**Task to complete**
Keep every line where the word "jest" appears; drop the rest.

Data entries
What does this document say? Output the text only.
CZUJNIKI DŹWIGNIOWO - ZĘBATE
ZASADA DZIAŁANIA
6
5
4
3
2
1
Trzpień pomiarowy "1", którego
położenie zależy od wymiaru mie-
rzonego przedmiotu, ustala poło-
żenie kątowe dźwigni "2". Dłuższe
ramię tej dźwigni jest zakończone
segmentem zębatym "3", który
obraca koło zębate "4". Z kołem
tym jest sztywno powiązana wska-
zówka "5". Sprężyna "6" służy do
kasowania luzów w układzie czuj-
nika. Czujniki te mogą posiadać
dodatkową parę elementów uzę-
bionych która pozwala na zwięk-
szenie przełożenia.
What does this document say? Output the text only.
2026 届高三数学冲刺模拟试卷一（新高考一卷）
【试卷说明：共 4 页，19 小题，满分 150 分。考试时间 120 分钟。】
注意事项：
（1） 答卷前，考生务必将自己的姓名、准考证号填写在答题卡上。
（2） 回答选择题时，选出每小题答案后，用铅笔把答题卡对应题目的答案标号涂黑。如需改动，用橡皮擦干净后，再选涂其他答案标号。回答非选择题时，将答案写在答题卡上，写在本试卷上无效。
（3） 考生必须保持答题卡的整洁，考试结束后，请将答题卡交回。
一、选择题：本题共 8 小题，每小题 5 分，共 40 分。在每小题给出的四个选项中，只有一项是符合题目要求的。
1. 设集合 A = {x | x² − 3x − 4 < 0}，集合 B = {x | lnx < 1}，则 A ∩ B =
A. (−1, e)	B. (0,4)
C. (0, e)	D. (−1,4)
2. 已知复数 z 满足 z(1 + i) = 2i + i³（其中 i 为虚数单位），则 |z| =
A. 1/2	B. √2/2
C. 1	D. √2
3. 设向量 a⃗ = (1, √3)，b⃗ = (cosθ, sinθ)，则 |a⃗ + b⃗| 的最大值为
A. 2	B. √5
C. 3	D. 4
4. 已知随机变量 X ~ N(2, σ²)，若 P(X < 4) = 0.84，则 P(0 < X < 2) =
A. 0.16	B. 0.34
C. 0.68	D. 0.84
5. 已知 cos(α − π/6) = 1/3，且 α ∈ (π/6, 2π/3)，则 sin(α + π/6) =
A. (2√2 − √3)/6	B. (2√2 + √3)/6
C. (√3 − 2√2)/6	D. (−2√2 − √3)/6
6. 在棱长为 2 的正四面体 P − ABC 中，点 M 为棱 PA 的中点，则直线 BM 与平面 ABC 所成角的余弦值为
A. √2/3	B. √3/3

**Solved problem**
ramię tej dźwigni jest zakończone
tym jest sztywno powiązana wska-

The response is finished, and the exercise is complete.